Tasks to carry out:
[a] According to the book review, what is the title of the work in which the missionary reminds himself to give Okonkwo's gesture a line or two?
[b] Translate this sentence from the book review into Spanish: "One must distinguish a force to be able to oppose it, and to most, the talk of Christian salvation is no more than the babbling of incoherent children."

This book sings with the terrible silence of dead civilizations in which once there was valor.

Written with quiet dignity that builds to a climax of tragic force, this book about the dissolution of an African tribe, its traditions, and values, represents a welcome departure from the familiar "Me, white brother" genre.

Written by a Nigerian African trained in missionary schools, this novel tells quietly the story of a brave man, Okonkwo, whose life has absolute validity in terms of his culture, and who exercises his prerogative as a warrior, father, and husband with unflinching single mindedness. But into the complex Nigerian village filters the teachings of strangers, teachings so alien to the tribe, that resistance is impossible. One must distinguish a force to be able to oppose it, and to most, the talk of Christian salvation is no more than the babbling of incoherent children. Still, with his guns and persistence, the white man, amoeba-like, gradually absorbs the native culture and in despair, Okonkwo, unable to withstand the corrosion of what he, alone, understands to be the life force of his people, hangs himself. In the formlessness of the dying culture, it is the missionary who takes note of the event, reminding himself to give Okonkwo's gesture a line or two in his work, The Pacification of the Primitive Tribes of the Lower Niger.

Provided material:
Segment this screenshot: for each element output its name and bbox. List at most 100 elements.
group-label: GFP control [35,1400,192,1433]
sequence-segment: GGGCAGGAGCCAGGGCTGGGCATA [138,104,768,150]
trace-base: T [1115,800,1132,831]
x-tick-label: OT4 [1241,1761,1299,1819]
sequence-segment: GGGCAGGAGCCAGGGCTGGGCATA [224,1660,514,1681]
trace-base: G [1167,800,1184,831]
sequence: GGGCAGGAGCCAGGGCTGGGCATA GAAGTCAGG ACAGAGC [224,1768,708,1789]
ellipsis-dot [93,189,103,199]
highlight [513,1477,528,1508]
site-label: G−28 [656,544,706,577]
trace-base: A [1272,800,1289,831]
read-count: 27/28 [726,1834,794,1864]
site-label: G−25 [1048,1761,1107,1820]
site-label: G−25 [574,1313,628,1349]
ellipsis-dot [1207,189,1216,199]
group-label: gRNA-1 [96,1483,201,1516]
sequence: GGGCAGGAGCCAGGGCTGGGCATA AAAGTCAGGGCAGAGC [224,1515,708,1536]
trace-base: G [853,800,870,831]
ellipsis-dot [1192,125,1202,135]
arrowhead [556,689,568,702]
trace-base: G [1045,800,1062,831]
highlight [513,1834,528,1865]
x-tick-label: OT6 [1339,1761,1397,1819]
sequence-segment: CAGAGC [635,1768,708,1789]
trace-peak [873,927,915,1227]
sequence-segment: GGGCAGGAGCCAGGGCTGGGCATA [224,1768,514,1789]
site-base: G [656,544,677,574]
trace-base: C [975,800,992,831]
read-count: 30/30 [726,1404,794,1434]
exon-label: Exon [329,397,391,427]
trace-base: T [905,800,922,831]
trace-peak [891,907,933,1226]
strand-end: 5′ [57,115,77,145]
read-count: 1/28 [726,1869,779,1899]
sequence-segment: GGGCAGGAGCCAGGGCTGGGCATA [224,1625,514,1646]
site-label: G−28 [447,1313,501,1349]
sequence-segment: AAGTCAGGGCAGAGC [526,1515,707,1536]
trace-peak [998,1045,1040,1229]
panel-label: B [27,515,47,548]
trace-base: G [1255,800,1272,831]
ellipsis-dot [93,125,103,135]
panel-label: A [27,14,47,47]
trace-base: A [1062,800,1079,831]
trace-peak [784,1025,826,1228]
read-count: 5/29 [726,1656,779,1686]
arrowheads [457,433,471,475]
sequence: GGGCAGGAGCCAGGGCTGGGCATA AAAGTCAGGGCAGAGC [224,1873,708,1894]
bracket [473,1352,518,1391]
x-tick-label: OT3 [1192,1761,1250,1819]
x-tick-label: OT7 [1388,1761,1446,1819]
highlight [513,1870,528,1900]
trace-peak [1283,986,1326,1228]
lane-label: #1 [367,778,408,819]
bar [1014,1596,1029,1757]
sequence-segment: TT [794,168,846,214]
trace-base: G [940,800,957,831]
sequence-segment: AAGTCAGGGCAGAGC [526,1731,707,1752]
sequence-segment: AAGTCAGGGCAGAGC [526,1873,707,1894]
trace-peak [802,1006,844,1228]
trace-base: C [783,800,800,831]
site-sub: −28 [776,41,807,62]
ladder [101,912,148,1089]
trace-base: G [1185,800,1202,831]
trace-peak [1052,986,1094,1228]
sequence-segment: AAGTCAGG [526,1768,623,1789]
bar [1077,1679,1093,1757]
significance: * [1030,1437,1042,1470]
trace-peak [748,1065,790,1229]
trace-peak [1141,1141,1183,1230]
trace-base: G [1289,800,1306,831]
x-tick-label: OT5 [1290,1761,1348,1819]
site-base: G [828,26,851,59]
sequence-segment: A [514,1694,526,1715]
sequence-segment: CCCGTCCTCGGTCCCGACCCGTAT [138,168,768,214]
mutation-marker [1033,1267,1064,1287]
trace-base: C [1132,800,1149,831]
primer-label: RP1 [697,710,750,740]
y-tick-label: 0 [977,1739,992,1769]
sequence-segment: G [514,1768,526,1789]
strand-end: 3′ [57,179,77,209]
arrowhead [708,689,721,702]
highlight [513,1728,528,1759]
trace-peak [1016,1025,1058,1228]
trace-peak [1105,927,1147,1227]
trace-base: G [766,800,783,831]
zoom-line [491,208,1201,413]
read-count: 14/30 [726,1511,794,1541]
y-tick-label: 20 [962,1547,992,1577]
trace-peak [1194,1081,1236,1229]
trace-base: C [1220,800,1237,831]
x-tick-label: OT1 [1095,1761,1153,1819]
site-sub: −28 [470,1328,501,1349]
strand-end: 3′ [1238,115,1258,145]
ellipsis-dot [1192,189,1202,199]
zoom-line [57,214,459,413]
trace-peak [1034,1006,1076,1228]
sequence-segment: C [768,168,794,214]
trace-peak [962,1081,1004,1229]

The replies:
[a] The Pacification of the Primitive Tribes of the Lower Niger

[b] Hay que distinguir una fuerza para poder oponerse a ella, y para la mayoría, el discurso sobre la salvación cristiana no es más que el balbuceo de niños incoherentes.